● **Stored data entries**
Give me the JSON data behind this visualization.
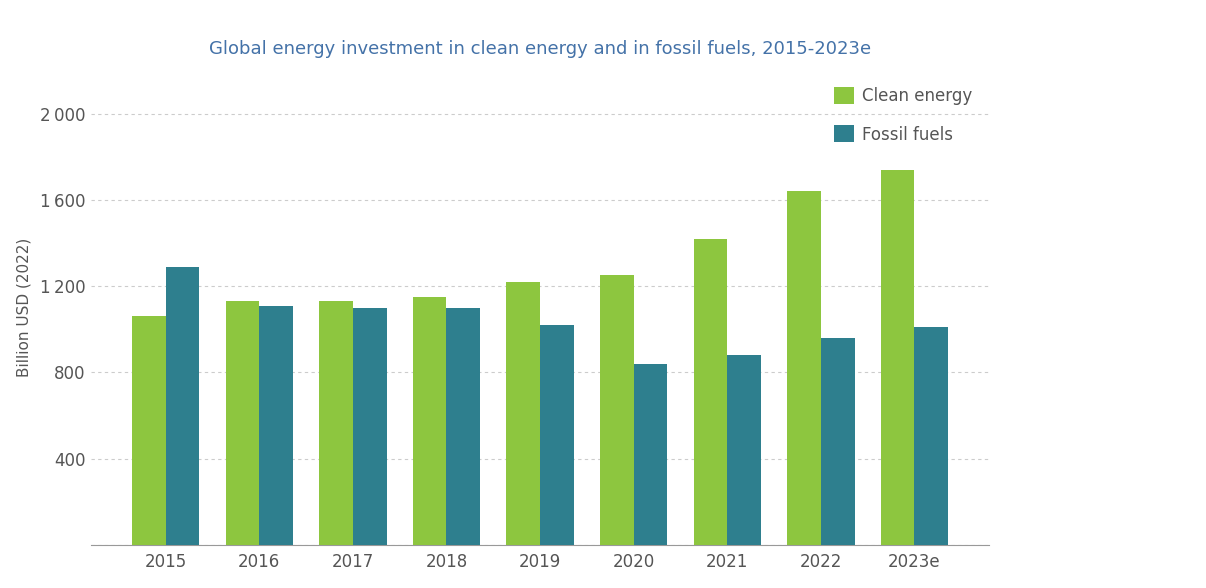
{
  "title": "Global energy investment in clean energy and in fossil fuels, 2015-2023e",
  "ylabel": "Billion USD (2022)",
  "categories": [
    "2015",
    "2016",
    "2017",
    "2018",
    "2019",
    "2020",
    "2021",
    "2022",
    "2023e"
  ],
  "clean_energy": [
    1060,
    1130,
    1130,
    1150,
    1220,
    1250,
    1420,
    1640,
    1740
  ],
  "fossil_fuels": [
    1290,
    1110,
    1100,
    1100,
    1020,
    840,
    880,
    960,
    1010
  ],
  "clean_color": "#8dc63f",
  "fossil_color": "#2e7f8e",
  "background_color": "#ffffff",
  "ylim": [
    0,
    2200
  ],
  "yticks": [
    0,
    400,
    800,
    1200,
    1600,
    2000
  ],
  "ytick_labels": [
    "",
    "400",
    "800",
    "1 200",
    "1 600",
    "2 000"
  ],
  "legend_clean": "Clean energy",
  "legend_fossil": "Fossil fuels",
  "title_color": "#4472a8",
  "ylabel_color": "#555555",
  "tick_color": "#555555",
  "grid_color": "#cccccc",
  "spine_color": "#999999"
}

● **Problem to work on**
From the material above, reproduce everything verbatim except the pictures.

● **Result of this task**
Give me the JSON data behind this visualization.
{
  "title": "Global energy investment in clean energy and in fossil fuels, 2015-2023e",
  "ylabel": "Billion USD (2022)",
  "categories": [
    "2015",
    "2016",
    "2017",
    "2018",
    "2019",
    "2020",
    "2021",
    "2022",
    "2023e"
  ],
  "clean_energy": [
    1060,
    1130,
    1130,
    1150,
    1220,
    1250,
    1420,
    1640,
    1740
  ],
  "fossil_fuels": [
    1290,
    1110,
    1100,
    1100,
    1020,
    840,
    880,
    960,
    1010
  ],
  "clean_color": "#8dc63f",
  "fossil_color": "#2e7f8e",
  "background_color": "#ffffff",
  "ylim": [
    0,
    2200
  ],
  "yticks": [
    0,
    400,
    800,
    1200,
    1600,
    2000
  ],
  "ytick_labels": [
    "",
    "400",
    "800",
    "1 200",
    "1 600",
    "2 000"
  ],
  "legend_clean": "Clean energy",
  "legend_fossil": "Fossil fuels",
  "title_color": "#4472a8",
  "ylabel_color": "#555555",
  "tick_color": "#555555",
  "grid_color": "#cccccc",
  "spine_color": "#999999"
}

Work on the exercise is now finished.